● **Task directions**: In the data that follows, count every line holding the string "Radelnde" and give the count alone.
^^^^^^^^
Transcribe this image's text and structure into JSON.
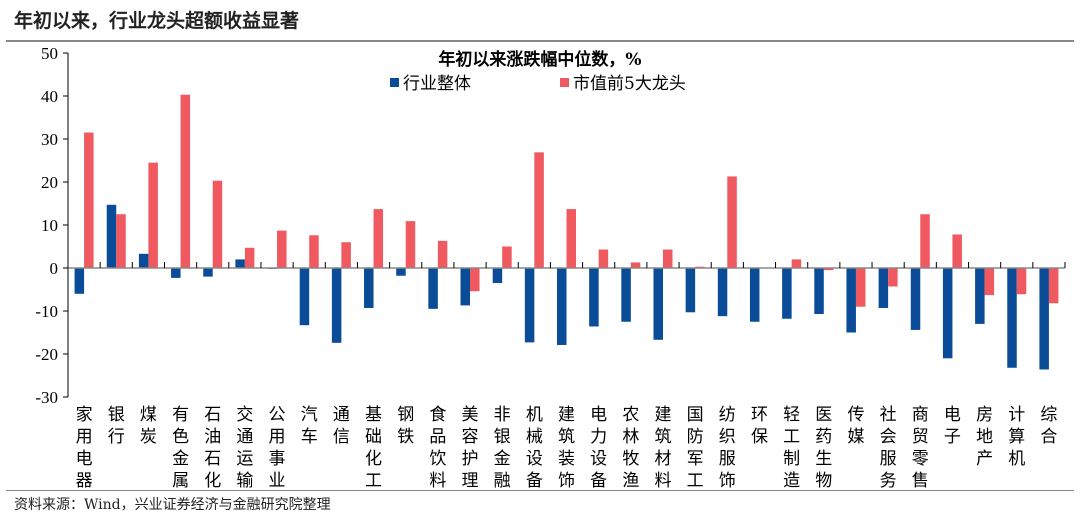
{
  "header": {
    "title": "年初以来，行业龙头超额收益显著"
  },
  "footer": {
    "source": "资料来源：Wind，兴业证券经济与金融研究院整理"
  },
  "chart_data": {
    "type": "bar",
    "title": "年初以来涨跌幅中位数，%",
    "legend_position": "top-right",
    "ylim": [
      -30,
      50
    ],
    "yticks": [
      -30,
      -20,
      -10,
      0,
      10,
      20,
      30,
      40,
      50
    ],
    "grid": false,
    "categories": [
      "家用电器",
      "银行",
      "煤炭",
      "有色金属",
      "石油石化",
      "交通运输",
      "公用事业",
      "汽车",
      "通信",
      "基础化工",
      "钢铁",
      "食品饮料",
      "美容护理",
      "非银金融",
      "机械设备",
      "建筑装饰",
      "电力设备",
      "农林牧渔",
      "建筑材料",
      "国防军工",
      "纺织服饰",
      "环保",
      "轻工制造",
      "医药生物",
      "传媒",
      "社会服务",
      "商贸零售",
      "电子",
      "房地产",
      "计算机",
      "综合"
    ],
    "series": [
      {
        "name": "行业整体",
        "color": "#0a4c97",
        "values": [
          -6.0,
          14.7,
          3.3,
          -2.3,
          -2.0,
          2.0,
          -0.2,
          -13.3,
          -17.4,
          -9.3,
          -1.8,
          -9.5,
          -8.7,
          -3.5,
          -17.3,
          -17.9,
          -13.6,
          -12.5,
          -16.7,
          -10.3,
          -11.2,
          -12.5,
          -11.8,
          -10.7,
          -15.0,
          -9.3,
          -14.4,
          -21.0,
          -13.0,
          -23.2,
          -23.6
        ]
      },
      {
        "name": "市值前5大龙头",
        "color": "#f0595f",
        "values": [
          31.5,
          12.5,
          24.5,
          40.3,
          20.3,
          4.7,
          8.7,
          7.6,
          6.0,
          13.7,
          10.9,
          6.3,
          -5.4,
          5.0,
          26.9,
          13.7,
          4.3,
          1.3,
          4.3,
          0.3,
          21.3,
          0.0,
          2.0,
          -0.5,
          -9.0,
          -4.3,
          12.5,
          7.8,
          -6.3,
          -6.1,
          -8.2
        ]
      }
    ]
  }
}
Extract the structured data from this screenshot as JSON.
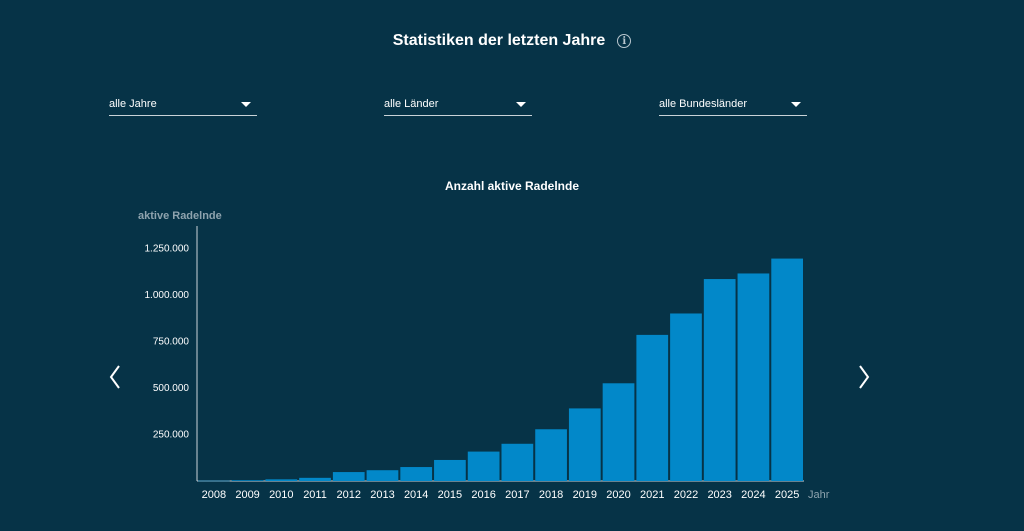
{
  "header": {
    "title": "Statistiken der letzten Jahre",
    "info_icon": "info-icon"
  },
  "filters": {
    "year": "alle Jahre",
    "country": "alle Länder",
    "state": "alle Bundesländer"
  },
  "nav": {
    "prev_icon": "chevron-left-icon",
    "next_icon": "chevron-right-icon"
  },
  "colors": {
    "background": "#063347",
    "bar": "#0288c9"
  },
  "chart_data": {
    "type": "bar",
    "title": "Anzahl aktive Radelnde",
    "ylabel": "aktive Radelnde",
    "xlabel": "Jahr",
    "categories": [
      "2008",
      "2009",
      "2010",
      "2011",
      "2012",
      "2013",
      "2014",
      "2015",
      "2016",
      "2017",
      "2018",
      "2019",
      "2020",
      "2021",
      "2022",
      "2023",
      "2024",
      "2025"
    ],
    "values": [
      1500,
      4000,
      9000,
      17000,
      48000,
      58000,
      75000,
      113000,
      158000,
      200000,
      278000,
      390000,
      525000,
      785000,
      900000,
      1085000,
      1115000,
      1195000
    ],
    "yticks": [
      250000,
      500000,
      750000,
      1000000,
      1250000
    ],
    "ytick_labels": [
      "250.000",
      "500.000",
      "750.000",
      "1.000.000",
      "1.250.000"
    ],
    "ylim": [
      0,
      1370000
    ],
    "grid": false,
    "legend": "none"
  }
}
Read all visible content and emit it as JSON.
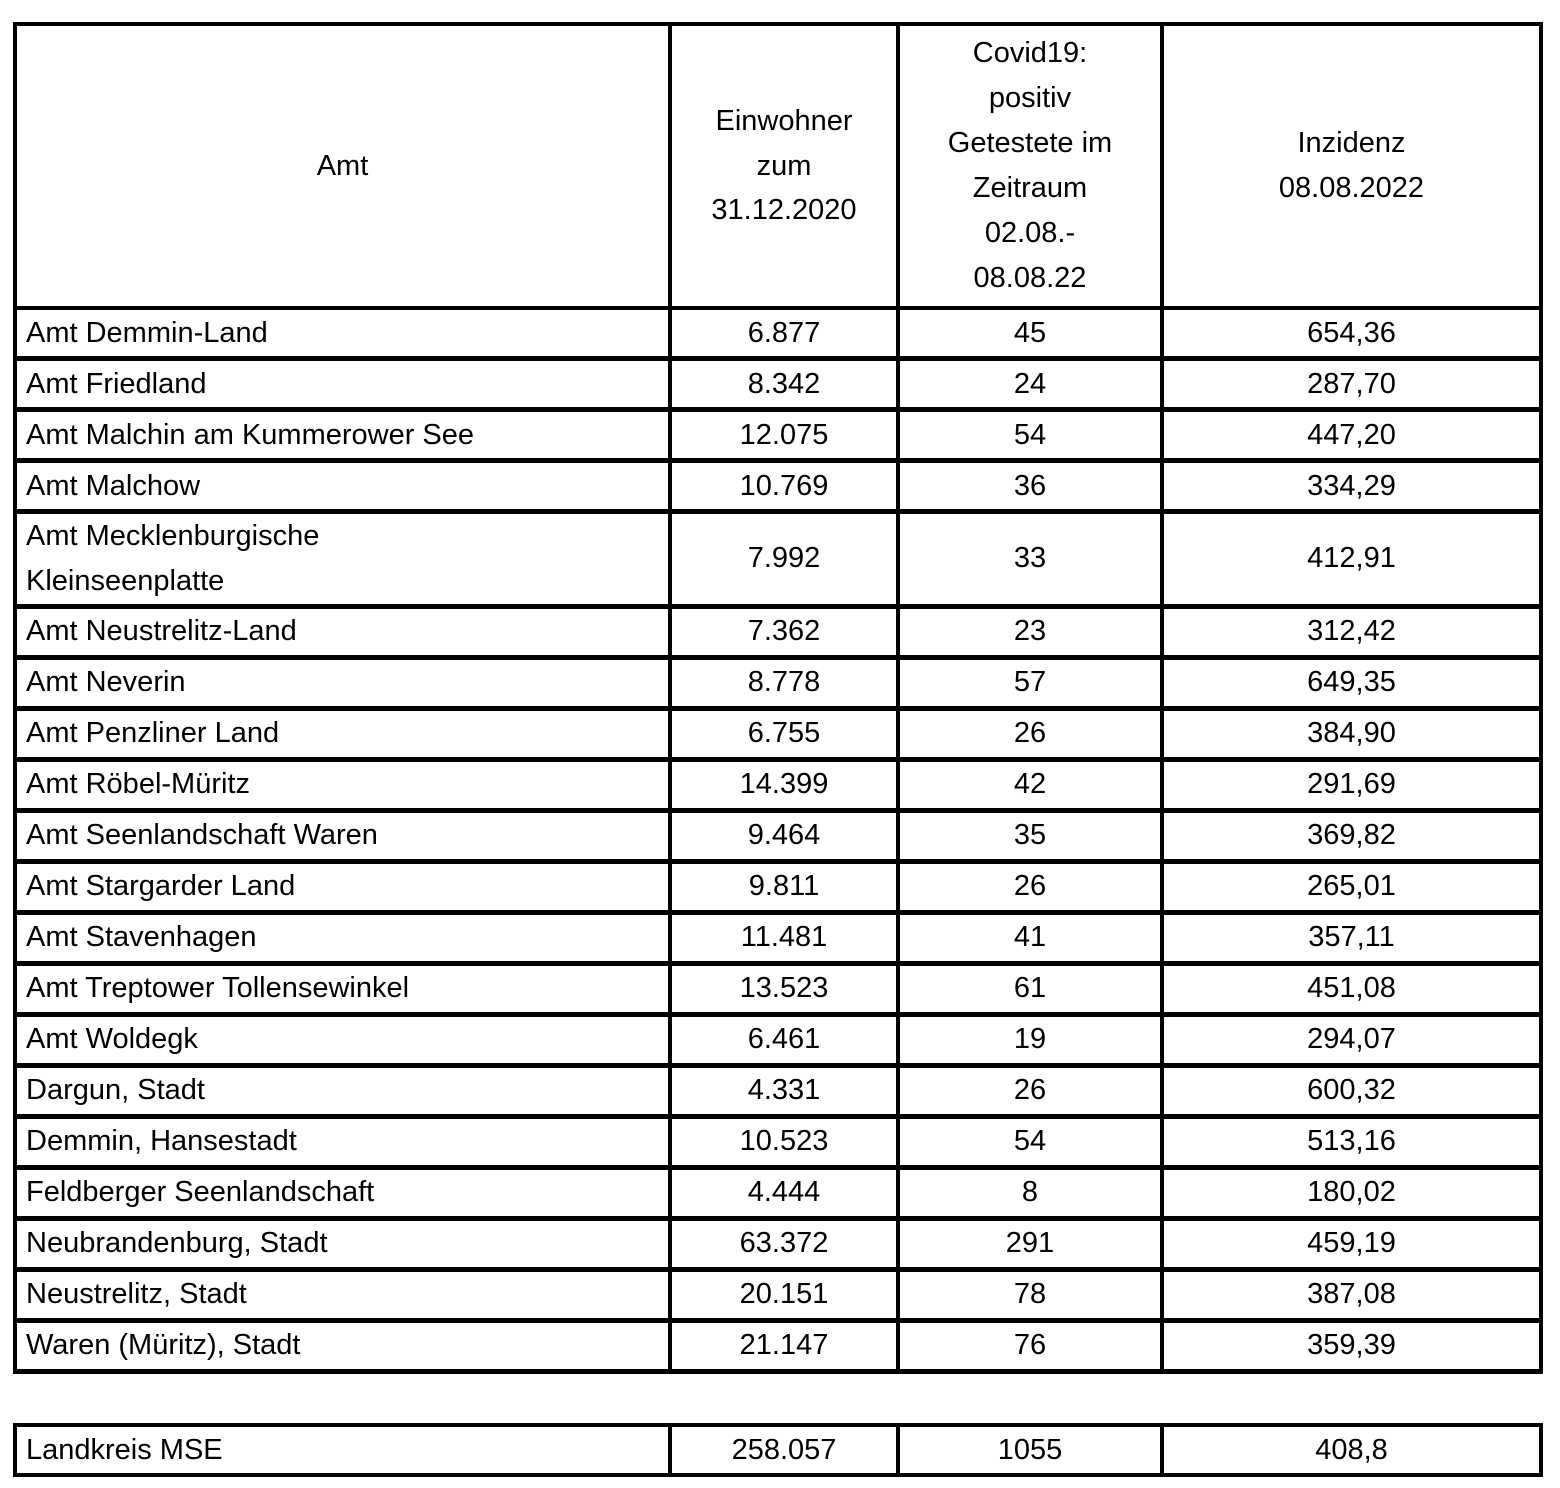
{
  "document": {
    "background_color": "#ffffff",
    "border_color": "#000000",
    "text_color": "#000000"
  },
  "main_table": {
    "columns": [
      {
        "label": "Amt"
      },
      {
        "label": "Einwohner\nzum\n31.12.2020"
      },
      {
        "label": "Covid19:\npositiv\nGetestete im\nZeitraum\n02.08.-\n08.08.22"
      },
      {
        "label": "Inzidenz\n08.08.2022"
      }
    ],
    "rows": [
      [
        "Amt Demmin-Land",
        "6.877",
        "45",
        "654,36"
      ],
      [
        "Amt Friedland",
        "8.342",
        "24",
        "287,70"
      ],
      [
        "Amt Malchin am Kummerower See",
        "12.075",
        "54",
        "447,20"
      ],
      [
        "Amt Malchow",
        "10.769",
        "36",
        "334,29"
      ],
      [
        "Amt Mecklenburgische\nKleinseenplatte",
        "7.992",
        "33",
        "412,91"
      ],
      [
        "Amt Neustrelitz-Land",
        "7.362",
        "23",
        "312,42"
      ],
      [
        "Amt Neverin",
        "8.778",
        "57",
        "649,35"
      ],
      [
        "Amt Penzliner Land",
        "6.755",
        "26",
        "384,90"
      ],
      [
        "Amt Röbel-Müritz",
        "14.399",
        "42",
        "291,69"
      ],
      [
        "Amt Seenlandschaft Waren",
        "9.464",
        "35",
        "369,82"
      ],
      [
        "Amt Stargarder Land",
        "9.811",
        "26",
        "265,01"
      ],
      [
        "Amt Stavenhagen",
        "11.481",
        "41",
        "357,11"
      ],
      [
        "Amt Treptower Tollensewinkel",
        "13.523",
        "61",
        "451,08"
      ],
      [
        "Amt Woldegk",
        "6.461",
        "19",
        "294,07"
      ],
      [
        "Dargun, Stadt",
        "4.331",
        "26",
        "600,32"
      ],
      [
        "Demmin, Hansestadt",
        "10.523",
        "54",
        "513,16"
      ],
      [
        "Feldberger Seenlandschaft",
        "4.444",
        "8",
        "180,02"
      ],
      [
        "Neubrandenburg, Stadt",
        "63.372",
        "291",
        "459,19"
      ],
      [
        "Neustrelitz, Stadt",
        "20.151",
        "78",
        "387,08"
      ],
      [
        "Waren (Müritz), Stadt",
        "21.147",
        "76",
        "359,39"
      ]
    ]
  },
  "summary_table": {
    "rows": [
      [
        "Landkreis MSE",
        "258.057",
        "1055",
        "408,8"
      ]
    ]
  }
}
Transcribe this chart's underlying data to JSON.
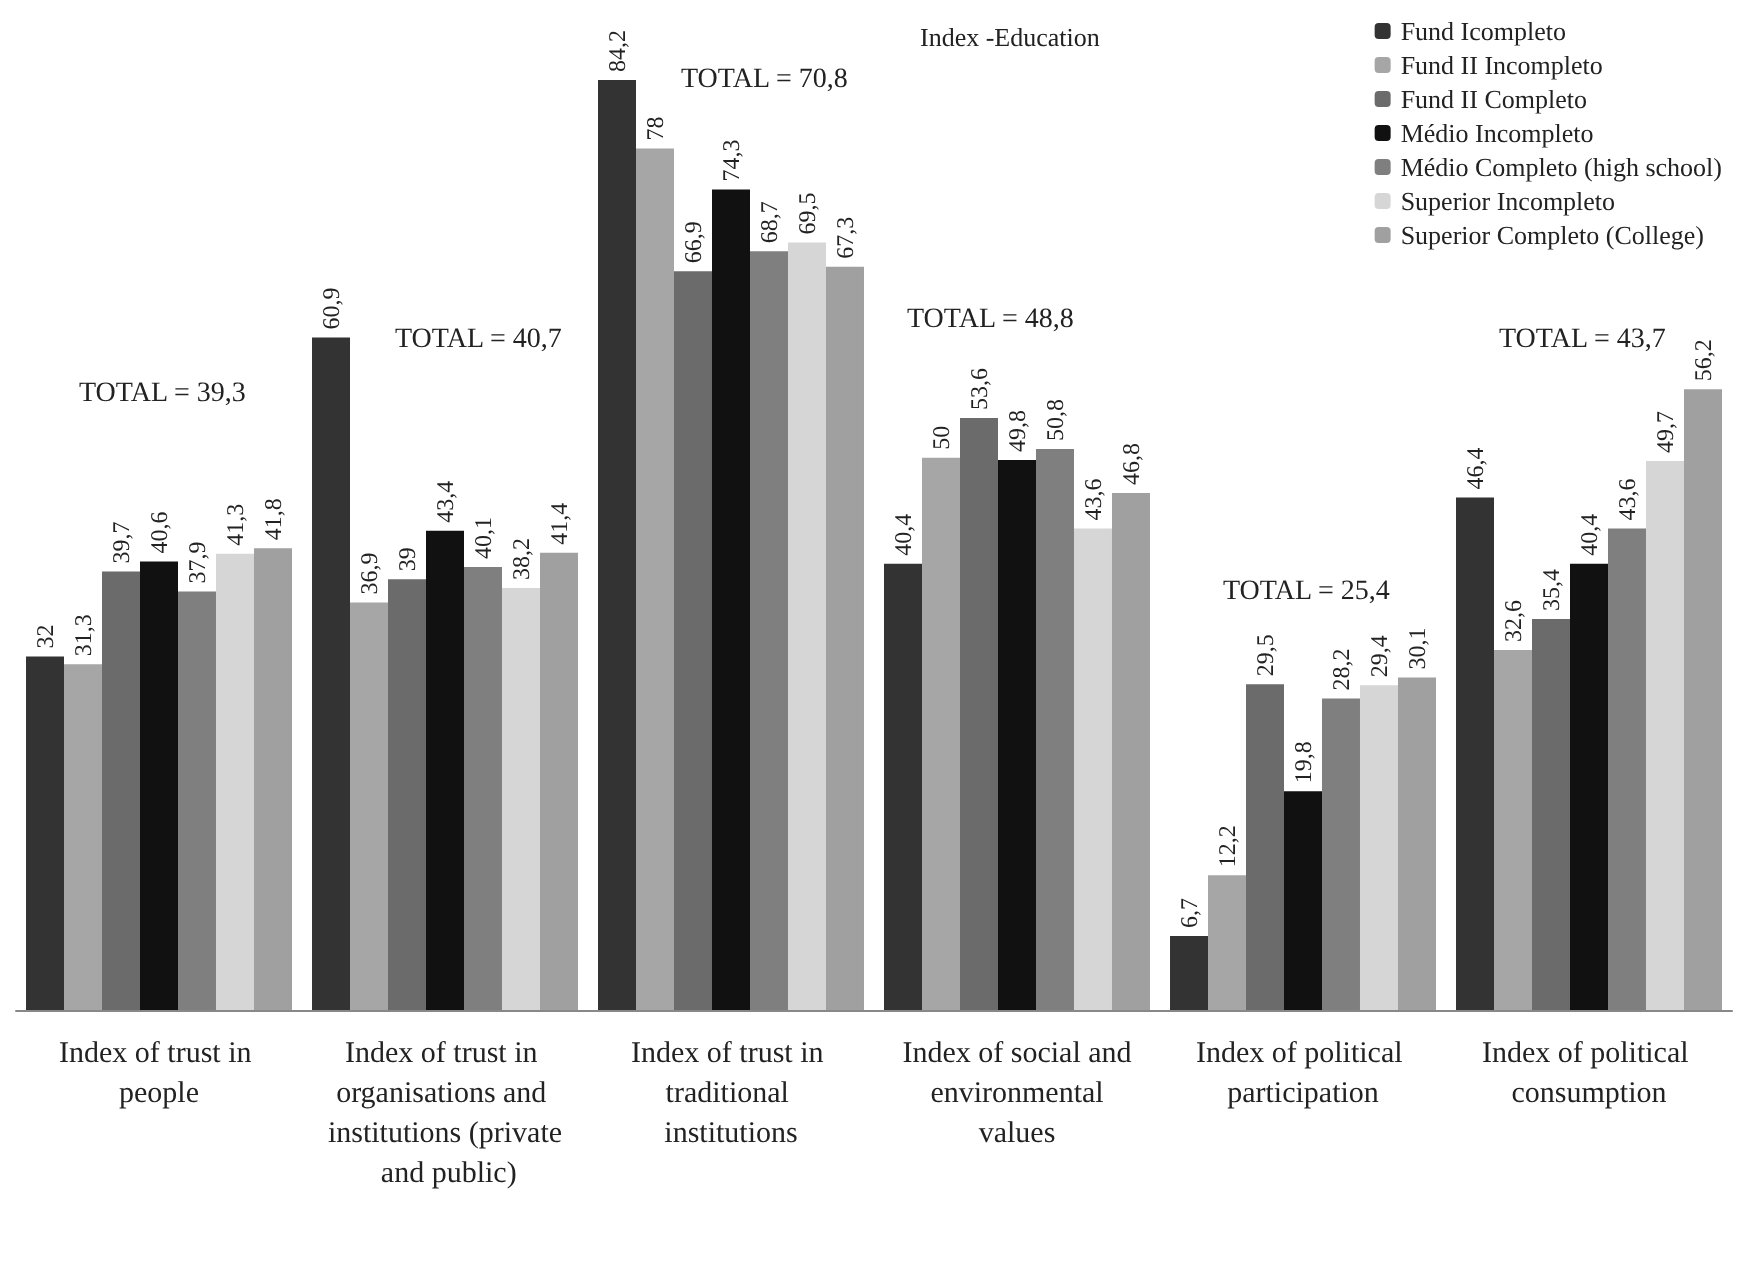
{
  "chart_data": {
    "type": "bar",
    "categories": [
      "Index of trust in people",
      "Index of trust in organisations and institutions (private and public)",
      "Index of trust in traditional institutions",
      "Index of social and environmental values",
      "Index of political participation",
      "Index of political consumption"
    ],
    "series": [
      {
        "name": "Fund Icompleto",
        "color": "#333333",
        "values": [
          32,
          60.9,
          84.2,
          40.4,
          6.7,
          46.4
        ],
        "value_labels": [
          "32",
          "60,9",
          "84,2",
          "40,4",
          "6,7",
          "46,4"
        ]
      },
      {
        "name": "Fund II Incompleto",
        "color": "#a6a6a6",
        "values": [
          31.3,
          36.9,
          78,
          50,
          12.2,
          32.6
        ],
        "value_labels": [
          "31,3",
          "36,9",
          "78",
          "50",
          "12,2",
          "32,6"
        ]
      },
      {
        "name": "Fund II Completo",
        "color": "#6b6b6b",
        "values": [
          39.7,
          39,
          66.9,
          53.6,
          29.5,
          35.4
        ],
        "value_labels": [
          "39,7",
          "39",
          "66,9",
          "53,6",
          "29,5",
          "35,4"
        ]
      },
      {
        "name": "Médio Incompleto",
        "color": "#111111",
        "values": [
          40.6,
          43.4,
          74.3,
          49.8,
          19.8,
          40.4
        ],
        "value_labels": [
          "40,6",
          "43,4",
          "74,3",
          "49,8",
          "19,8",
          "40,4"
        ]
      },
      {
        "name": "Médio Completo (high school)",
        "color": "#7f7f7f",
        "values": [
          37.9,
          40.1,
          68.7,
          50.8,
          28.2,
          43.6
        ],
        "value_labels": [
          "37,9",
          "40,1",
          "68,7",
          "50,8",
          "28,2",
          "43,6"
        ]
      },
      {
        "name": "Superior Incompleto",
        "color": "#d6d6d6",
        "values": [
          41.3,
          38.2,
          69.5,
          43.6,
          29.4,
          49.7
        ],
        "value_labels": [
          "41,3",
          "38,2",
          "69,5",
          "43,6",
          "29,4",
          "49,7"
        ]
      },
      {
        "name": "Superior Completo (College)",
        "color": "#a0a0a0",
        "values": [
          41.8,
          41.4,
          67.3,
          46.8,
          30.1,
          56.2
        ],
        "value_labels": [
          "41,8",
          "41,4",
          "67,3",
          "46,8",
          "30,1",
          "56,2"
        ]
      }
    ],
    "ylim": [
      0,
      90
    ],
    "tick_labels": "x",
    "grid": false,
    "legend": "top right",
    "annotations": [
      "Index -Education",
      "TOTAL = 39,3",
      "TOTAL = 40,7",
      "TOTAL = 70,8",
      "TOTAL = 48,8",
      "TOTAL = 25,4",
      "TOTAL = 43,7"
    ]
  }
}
^^^^^^^^
● **Solution for this task**: 2